(What to work on):
Read the lines below. Copy out any that hold the string "document".

(Input):
============================================================
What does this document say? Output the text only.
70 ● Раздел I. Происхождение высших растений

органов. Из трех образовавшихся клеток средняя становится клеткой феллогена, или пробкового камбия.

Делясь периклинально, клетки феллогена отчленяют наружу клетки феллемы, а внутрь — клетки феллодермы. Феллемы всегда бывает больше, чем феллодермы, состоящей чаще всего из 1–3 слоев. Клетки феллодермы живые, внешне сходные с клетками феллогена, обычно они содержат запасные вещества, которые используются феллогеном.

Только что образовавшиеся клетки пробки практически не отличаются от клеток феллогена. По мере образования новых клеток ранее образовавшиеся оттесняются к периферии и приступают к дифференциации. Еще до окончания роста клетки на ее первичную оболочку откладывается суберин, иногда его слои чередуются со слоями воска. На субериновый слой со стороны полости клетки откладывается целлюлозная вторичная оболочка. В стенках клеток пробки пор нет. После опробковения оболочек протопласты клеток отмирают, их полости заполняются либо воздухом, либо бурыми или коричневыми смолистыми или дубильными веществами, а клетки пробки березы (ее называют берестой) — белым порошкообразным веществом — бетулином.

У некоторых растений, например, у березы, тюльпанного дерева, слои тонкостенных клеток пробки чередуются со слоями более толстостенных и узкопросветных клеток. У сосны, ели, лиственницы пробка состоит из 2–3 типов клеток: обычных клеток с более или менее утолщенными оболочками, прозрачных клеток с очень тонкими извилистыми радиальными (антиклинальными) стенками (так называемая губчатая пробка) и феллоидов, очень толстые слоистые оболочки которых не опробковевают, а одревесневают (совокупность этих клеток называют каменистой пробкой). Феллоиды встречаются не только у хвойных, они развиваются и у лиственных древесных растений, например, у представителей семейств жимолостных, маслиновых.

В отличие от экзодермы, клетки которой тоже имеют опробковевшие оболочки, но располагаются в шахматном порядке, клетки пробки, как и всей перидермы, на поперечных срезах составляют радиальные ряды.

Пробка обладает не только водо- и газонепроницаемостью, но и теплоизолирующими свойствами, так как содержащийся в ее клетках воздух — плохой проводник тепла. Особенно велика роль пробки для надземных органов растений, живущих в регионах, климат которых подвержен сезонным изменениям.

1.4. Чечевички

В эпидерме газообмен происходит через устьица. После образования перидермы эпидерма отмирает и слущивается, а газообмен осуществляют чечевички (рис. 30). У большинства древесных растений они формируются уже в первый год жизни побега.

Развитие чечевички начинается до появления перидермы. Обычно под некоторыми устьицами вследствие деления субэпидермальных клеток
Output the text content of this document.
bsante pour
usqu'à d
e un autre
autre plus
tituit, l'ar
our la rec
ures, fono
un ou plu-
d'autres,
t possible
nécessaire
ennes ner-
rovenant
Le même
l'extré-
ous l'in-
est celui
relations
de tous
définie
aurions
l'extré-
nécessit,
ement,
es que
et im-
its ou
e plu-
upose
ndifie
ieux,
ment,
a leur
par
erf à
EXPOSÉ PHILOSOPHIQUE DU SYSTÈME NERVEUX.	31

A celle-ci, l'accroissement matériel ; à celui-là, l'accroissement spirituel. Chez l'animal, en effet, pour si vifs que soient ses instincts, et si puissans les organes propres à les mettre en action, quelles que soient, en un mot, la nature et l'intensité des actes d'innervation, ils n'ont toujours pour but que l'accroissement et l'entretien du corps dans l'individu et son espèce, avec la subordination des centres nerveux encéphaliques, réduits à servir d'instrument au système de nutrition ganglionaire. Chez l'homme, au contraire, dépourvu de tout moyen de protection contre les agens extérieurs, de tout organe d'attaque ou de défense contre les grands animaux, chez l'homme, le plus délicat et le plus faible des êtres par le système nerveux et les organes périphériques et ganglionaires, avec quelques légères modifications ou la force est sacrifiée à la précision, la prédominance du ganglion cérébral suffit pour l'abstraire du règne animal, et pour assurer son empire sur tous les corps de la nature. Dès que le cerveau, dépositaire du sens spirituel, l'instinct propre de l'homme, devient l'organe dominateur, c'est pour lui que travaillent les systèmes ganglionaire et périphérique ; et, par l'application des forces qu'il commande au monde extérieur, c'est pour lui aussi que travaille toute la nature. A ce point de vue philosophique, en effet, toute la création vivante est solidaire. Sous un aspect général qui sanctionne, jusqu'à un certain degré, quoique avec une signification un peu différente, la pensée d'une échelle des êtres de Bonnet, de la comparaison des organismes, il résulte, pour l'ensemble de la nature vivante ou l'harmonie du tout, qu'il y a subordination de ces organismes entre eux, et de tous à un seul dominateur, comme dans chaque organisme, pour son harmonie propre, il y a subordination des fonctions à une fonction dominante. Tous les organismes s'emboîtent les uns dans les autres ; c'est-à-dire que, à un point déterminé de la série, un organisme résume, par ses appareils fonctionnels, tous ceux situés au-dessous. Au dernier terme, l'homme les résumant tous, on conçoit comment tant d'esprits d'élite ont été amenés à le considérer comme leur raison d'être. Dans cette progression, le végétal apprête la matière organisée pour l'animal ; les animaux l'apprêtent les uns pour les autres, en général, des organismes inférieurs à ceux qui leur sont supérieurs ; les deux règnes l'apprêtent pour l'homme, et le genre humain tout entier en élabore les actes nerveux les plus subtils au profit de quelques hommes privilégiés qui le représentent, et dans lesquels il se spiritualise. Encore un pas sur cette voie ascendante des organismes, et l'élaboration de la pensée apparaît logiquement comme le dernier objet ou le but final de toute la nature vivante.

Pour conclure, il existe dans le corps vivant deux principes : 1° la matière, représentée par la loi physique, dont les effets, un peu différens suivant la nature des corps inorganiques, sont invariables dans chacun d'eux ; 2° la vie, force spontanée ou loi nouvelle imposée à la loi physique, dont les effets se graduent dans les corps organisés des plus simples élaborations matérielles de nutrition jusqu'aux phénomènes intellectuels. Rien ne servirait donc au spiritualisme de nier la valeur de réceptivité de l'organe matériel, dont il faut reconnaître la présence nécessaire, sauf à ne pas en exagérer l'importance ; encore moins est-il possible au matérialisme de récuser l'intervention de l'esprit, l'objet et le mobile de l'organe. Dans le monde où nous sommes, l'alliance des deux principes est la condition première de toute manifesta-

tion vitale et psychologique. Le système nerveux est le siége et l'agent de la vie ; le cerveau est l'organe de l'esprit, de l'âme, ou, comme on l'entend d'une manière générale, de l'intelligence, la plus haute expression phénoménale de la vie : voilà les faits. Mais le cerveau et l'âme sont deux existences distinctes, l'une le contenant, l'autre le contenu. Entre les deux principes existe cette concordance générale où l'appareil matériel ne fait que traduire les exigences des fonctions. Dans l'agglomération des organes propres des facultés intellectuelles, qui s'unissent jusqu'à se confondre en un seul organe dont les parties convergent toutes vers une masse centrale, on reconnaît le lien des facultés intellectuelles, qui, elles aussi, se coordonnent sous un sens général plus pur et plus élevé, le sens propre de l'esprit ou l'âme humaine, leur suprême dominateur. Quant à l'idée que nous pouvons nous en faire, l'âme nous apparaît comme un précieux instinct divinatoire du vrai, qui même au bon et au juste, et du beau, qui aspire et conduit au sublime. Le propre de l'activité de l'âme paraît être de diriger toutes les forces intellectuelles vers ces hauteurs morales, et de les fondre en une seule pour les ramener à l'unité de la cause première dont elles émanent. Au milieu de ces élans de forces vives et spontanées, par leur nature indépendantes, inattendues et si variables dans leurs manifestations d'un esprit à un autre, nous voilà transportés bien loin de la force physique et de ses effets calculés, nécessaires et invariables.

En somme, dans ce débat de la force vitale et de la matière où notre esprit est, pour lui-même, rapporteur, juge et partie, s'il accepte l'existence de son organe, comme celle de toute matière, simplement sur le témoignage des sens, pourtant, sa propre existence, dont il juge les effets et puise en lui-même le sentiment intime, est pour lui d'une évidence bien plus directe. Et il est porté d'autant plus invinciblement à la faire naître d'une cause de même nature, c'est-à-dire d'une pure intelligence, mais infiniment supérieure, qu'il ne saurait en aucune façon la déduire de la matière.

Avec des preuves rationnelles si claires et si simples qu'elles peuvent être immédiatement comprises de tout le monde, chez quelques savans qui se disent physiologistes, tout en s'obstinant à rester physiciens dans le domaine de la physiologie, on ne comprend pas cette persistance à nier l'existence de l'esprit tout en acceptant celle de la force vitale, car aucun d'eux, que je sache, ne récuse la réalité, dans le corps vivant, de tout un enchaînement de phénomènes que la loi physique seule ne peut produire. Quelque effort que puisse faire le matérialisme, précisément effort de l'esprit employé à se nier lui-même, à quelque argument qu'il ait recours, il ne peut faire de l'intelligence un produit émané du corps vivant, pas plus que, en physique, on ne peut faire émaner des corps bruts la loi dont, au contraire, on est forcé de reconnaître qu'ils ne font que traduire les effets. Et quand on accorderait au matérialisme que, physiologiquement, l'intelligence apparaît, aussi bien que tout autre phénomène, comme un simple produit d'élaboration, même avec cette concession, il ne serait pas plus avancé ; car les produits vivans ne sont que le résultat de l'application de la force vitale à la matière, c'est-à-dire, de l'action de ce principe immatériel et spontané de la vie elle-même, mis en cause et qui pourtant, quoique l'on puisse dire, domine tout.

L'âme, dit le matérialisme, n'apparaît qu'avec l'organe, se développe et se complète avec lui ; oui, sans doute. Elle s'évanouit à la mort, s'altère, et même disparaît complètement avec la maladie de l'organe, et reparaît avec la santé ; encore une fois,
============================================================
(Written solution):
What does this document say? Output the text only.
Output the text content of this document.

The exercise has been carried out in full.